- **Exercise task**
Return all lines in the material below that contain "эмоции".

- **Available data**

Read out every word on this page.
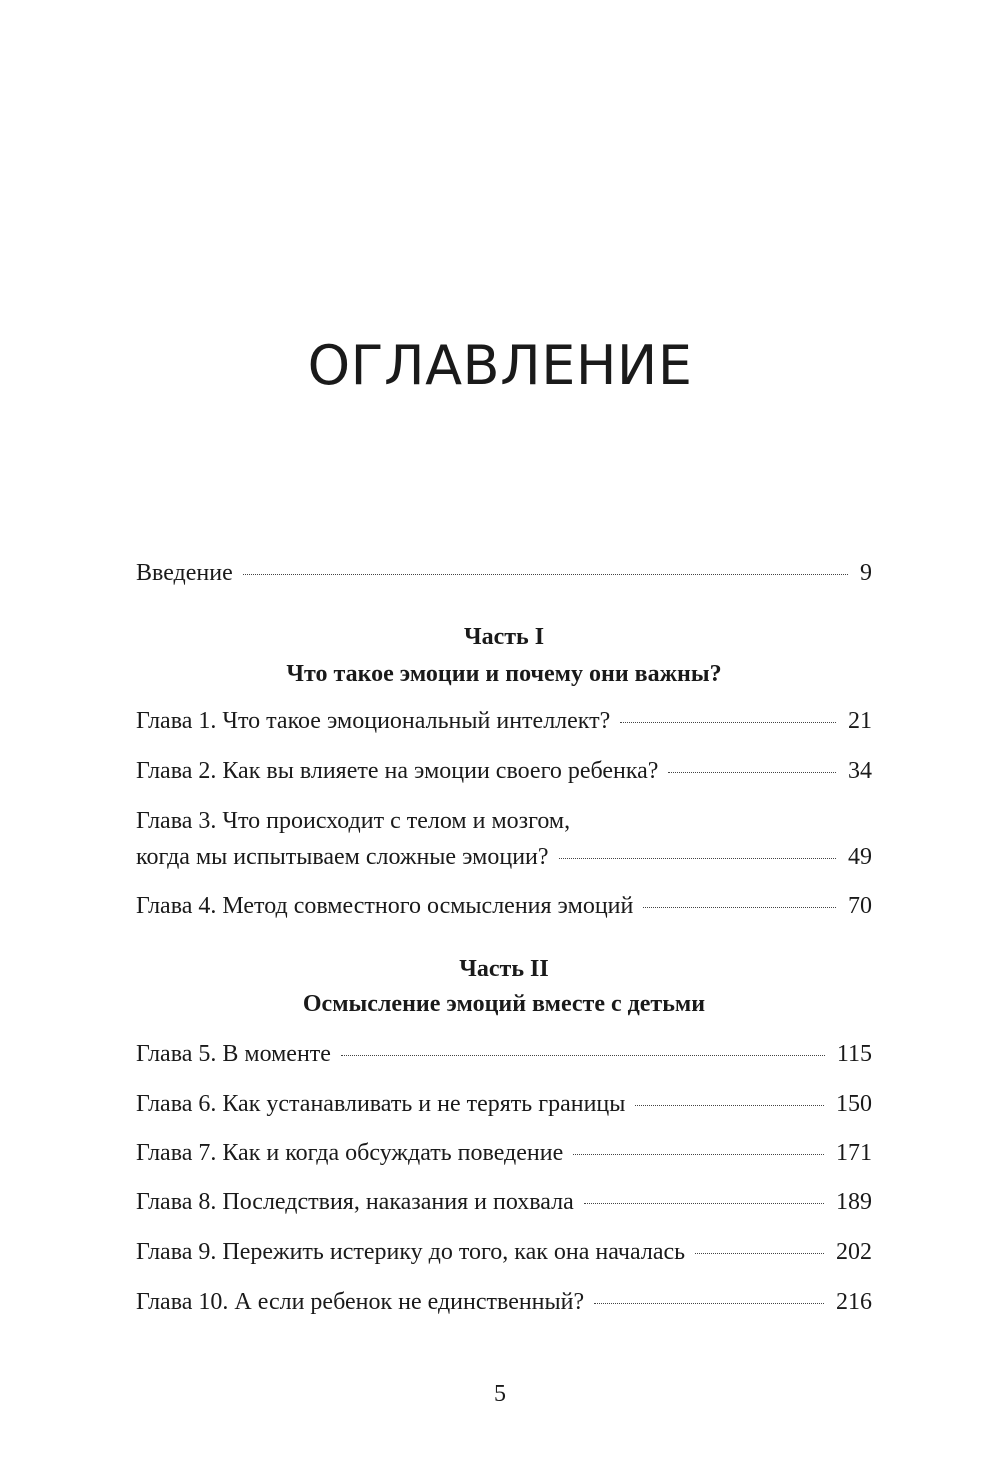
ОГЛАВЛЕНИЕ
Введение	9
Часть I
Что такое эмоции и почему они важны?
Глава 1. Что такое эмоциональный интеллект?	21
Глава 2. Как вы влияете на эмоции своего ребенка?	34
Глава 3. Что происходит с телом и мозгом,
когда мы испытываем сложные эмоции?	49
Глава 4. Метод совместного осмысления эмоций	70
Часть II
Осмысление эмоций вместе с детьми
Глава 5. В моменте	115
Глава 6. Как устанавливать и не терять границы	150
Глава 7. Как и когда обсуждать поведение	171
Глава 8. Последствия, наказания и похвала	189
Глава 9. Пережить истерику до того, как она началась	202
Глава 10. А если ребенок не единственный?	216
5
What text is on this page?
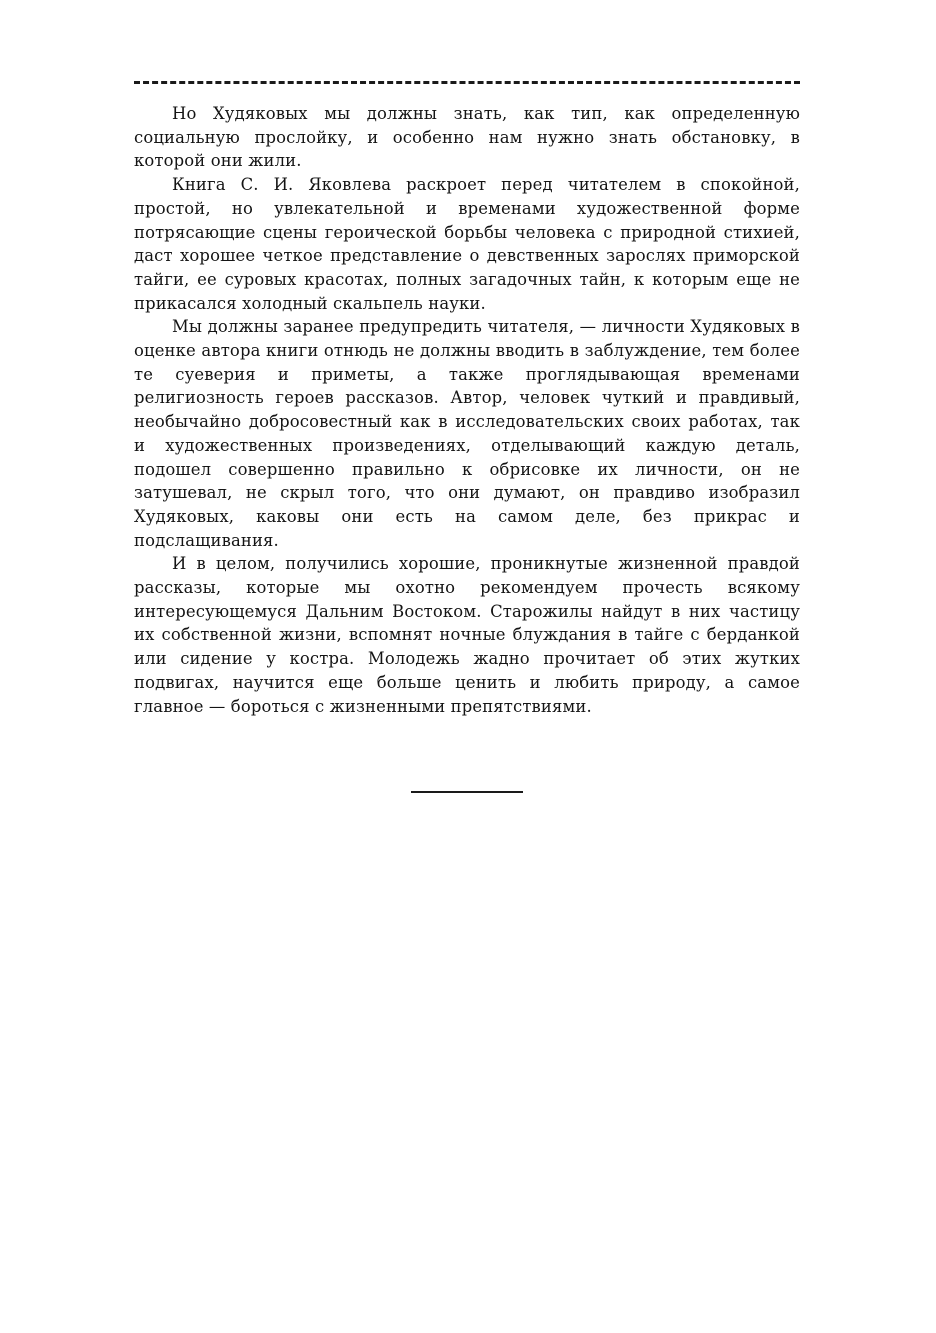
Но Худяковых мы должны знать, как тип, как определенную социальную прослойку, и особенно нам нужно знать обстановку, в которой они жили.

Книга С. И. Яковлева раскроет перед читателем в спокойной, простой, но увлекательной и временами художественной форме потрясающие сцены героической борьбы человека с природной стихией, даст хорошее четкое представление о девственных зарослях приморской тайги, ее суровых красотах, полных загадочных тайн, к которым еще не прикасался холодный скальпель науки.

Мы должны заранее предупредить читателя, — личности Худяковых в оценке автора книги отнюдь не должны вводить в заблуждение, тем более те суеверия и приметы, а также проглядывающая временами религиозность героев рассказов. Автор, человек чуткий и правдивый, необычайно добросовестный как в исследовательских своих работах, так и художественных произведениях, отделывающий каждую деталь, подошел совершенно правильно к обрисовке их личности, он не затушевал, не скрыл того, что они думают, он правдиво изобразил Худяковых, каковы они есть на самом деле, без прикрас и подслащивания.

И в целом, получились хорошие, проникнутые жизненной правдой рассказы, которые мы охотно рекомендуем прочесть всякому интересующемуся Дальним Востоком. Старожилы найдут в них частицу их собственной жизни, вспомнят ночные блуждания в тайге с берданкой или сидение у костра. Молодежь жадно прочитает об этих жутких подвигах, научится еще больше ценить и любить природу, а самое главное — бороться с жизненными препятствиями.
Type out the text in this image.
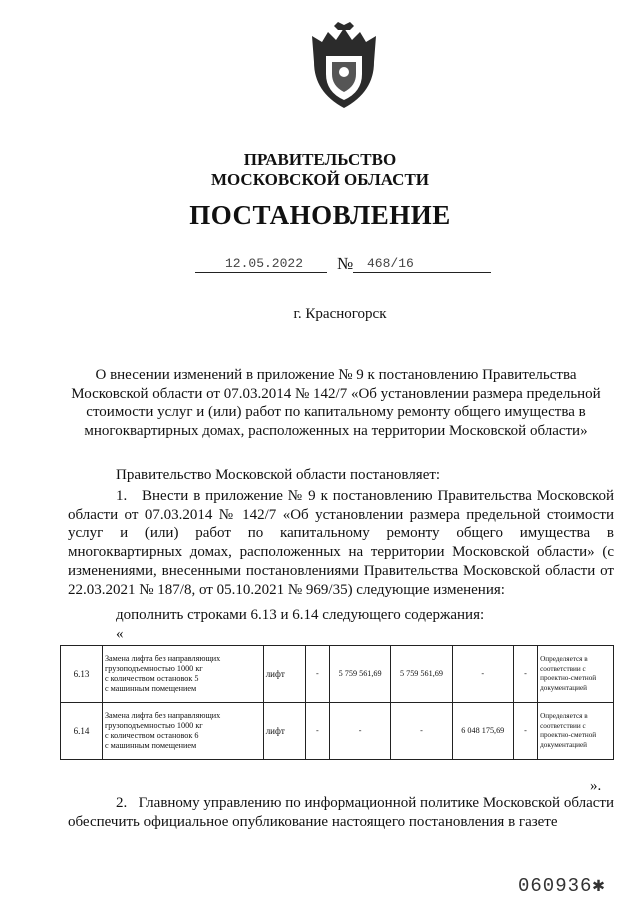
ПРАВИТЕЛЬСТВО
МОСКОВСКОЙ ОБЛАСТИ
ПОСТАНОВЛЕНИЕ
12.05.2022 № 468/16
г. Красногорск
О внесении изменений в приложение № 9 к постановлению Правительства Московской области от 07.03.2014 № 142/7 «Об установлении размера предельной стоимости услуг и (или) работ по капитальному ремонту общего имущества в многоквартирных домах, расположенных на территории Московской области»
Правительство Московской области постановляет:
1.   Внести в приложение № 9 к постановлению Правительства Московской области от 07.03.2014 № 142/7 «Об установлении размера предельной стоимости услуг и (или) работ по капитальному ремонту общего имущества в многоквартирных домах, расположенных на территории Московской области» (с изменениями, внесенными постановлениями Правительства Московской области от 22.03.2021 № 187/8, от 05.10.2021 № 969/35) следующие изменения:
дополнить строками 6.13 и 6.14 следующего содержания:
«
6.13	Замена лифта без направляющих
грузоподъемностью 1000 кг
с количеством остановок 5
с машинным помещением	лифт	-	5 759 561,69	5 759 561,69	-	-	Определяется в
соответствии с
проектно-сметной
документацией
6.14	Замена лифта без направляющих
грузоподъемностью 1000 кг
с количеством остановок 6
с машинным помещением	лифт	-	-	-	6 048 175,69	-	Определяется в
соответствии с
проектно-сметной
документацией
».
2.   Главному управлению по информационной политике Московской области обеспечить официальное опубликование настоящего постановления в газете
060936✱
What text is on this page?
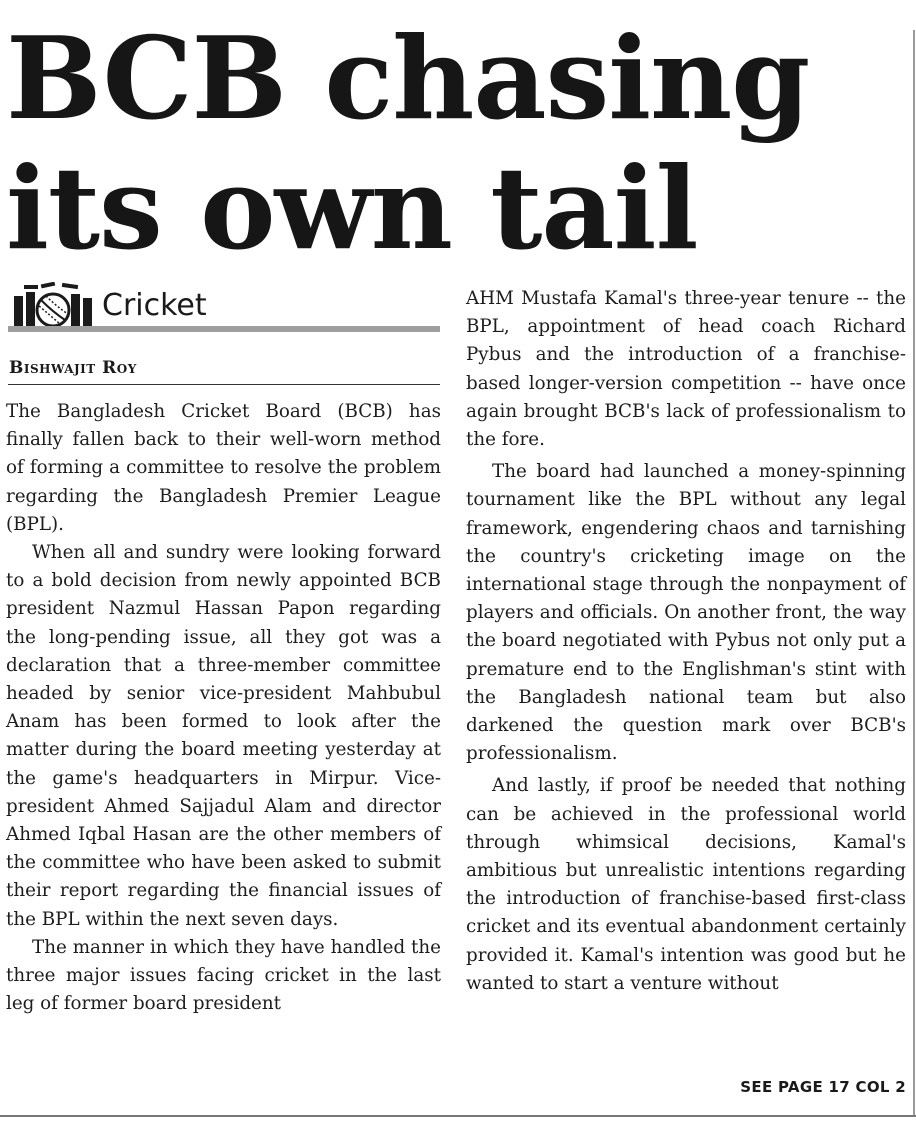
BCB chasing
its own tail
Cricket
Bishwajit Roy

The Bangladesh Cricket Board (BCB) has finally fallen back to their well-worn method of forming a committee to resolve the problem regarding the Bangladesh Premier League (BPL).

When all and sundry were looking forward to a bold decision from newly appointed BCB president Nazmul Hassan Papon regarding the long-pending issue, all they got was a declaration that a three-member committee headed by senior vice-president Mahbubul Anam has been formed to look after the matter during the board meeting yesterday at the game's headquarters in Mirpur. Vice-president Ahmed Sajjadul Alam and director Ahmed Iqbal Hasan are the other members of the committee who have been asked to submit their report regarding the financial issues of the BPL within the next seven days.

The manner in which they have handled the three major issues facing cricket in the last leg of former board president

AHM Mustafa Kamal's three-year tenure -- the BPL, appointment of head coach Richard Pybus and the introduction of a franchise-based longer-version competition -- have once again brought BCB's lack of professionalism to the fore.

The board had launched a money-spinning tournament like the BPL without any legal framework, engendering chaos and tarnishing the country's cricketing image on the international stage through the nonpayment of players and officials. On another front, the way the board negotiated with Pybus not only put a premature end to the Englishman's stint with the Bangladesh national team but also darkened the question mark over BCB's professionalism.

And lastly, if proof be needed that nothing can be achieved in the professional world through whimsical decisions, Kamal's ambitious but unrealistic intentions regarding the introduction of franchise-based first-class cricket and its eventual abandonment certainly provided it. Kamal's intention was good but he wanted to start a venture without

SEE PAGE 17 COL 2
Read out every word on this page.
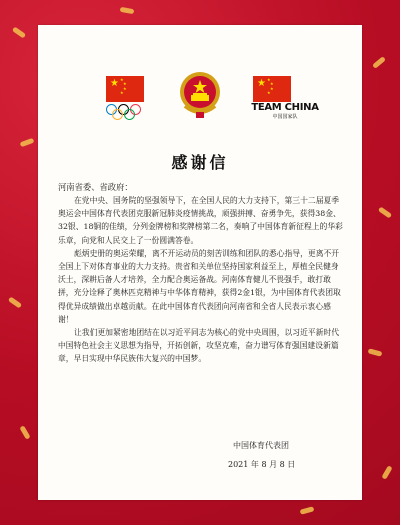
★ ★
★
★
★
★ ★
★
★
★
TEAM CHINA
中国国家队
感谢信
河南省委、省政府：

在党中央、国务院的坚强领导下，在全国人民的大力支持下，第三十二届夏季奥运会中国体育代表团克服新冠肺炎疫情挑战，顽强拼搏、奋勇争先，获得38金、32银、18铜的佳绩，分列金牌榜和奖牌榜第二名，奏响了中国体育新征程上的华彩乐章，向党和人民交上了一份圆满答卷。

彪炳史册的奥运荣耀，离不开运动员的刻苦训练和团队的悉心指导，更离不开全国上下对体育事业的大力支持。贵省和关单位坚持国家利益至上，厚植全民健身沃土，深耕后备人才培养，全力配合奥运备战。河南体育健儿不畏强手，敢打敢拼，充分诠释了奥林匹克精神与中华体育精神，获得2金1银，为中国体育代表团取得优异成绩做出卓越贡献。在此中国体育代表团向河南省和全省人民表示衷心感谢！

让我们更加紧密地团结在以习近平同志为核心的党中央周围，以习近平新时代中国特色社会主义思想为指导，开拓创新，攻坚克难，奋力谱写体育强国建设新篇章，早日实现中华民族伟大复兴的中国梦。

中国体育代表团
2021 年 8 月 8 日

- **Task answer**
Что такое эмоции и почему они важны?
Глава 2. Как вы влияете на эмоции своего ребенка?	34
когда мы испытываем сложные эмоции?	49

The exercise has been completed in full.